--- Material provided ---
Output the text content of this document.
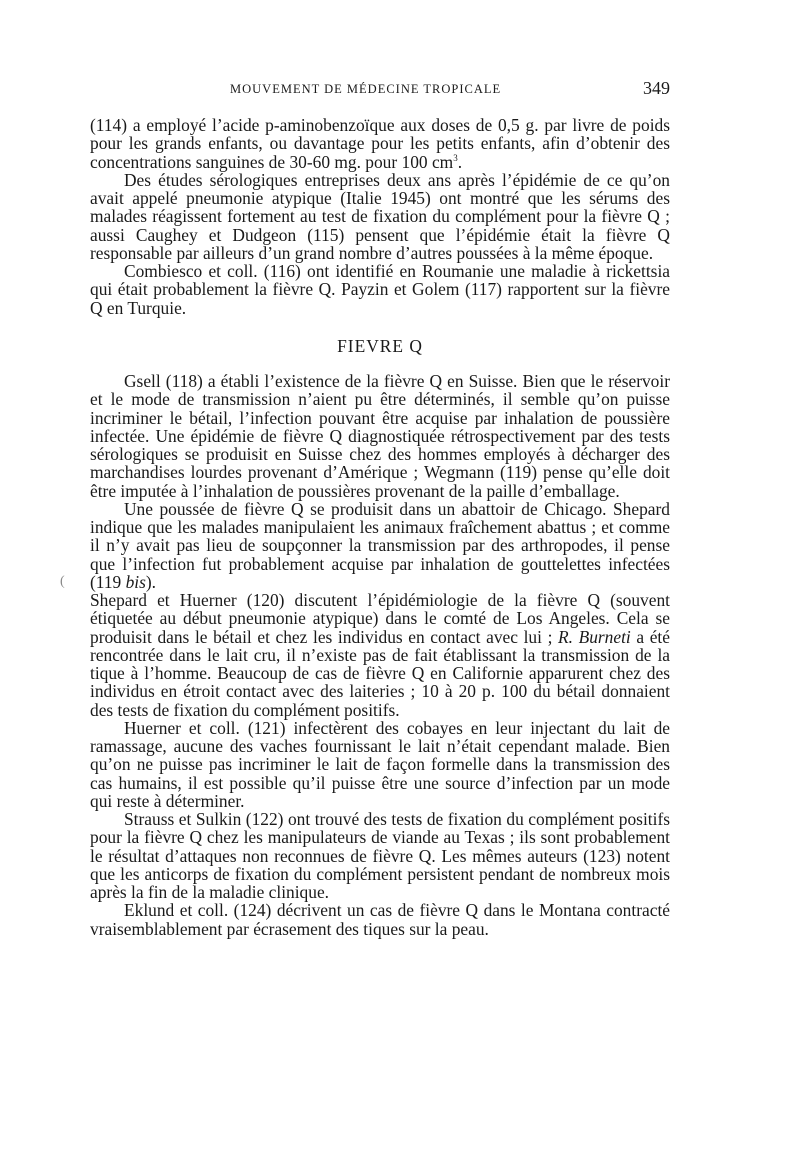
MOUVEMENT DE MÉDECINE TROPICALE	349
(

(114) a employé l’acide p-aminobenzoïque aux doses de 0,5 g. par livre de poids pour les grands enfants, ou davantage pour les petits enfants, afin d’obtenir des concentrations sanguines de 30-60 mg. pour 100 $cm^3$.

Des études sérologiques entreprises deux ans après l’épidémie de ce qu’on avait appelé pneumonie atypique (Italie 1945) ont montré que les sérums des malades réagissent fortement au test de fixation du complément pour la fièvre Q ; aussi Caughey et Dudgeon (115) pensent que l’épidémie était la fièvre Q responsable par ailleurs d’un grand nombre d’autres poussées à la même époque.

Combiesco et coll. (116) ont identifié en Roumanie une maladie à rickettsia qui était probablement la fièvre Q. Payzin et Golem (117) rapportent sur la fièvre Q en Turquie.

FIEVRE Q

Gsell (118) a établi l’existence de la fièvre Q en Suisse. Bien que le réservoir et le mode de transmission n’aient pu être déterminés, il semble qu’on puisse incriminer le bétail, l’infection pouvant être acquise par inhalation de poussière infectée. Une épidémie de fièvre Q diagnostiquée rétrospectivement par des tests sérologiques se produisit en Suisse chez des hommes employés à décharger des marchandises lourdes provenant d’Amérique ; Wegmann (119) pense qu’elle doit être imputée à l’inhalation de poussières provenant de la paille d’emballage.

Une poussée de fièvre Q se produisit dans un abattoir de Chicago. Shepard indique que les malades manipulaient les animaux fraîchement abattus ; et comme il n’y avait pas lieu de soupçonner la transmission par des arthropodes, il pense que l’infection fut probablement acquise par inhalation de gouttelettes infectées (119 bis).

Shepard et Huerner (120) discutent l’épidémiologie de la fièvre Q (souvent étiquetée au début pneumonie atypique) dans le comté de Los Angeles. Cela se produisit dans le bétail et chez les individus en contact avec lui ; R. Burneti a été rencontrée dans le lait cru, il n’existe pas de fait établissant la transmission de la tique à l’homme. Beaucoup de cas de fièvre Q en Californie apparurent chez des individus en étroit contact avec des laiteries ; 10 à 20 p. 100 du bétail donnaient des tests de fixation du complément positifs.

Huerner et coll. (121) infectèrent des cobayes en leur injectant du lait de ramassage, aucune des vaches fournissant le lait n’était cependant malade. Bien qu’on ne puisse pas incriminer le lait de façon formelle dans la transmission des cas humains, il est possible qu’il puisse être une source d’infection par un mode qui reste à déterminer.

Strauss et Sulkin (122) ont trouvé des tests de fixation du complément positifs pour la fièvre Q chez les manipulateurs de viande au Texas ; ils sont probablement le résultat d’attaques non reconnues de fièvre Q. Les mêmes auteurs (123) notent que les anticorps de fixation du complément persistent pendant de nombreux mois après la fin de la maladie clinique.

Eklund et coll. (124) décrivent un cas de fièvre Q dans le Montana contracté vraisemblablement par écrasement des tiques sur la peau.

--- Short exercise ---
Output the records above exactly as they are, leaving out the pictures.

--- Expected answer ---
Output the text content of this document.
MOUVEMENT DE MÉDECINE TROPICALE	349
(

(114) a employé l’acide p-aminobenzoïque aux doses de 0,5 g. par livre de poids pour les grands enfants, ou davantage pour les petits enfants, afin d’obtenir des concentrations sanguines de 30-60 mg. pour 100 $cm^3$.

Des études sérologiques entreprises deux ans après l’épidémie de ce qu’on avait appelé pneumonie atypique (Italie 1945) ont montré que les sérums des malades réagissent fortement au test de fixation du complément pour la fièvre Q ; aussi Caughey et Dudgeon (115) pensent que l’épidémie était la fièvre Q responsable par ailleurs d’un grand nombre d’autres poussées à la même époque.

Combiesco et coll. (116) ont identifié en Roumanie une maladie à rickettsia qui était probablement la fièvre Q. Payzin et Golem (117) rapportent sur la fièvre Q en Turquie.

FIEVRE Q

Gsell (118) a établi l’existence de la fièvre Q en Suisse. Bien que le réservoir et le mode de transmission n’aient pu être déterminés, il semble qu’on puisse incriminer le bétail, l’infection pouvant être acquise par inhalation de poussière infectée. Une épidémie de fièvre Q diagnostiquée rétrospectivement par des tests sérologiques se produisit en Suisse chez des hommes employés à décharger des marchandises lourdes provenant d’Amérique ; Wegmann (119) pense qu’elle doit être imputée à l’inhalation de poussières provenant de la paille d’emballage.

Une poussée de fièvre Q se produisit dans un abattoir de Chicago. Shepard indique que les malades manipulaient les animaux fraîchement abattus ; et comme il n’y avait pas lieu de soupçonner la transmission par des arthropodes, il pense que l’infection fut probablement acquise par inhalation de gouttelettes infectées (119 bis).

Shepard et Huerner (120) discutent l’épidémiologie de la fièvre Q (souvent étiquetée au début pneumonie atypique) dans le comté de Los Angeles. Cela se produisit dans le bétail et chez les individus en contact avec lui ; R. Burneti a été rencontrée dans le lait cru, il n’existe pas de fait établissant la transmission de la tique à l’homme. Beaucoup de cas de fièvre Q en Californie apparurent chez des individus en étroit contact avec des laiteries ; 10 à 20 p. 100 du bétail donnaient des tests de fixation du complément positifs.

Huerner et coll. (121) infectèrent des cobayes en leur injectant du lait de ramassage, aucune des vaches fournissant le lait n’était cependant malade. Bien qu’on ne puisse pas incriminer le lait de façon formelle dans la transmission des cas humains, il est possible qu’il puisse être une source d’infection par un mode qui reste à déterminer.

Strauss et Sulkin (122) ont trouvé des tests de fixation du complément positifs pour la fièvre Q chez les manipulateurs de viande au Texas ; ils sont probablement le résultat d’attaques non reconnues de fièvre Q. Les mêmes auteurs (123) notent que les anticorps de fixation du complément persistent pendant de nombreux mois après la fin de la maladie clinique.

Eklund et coll. (124) décrivent un cas de fièvre Q dans le Montana contracté vraisemblablement par écrasement des tiques sur la peau.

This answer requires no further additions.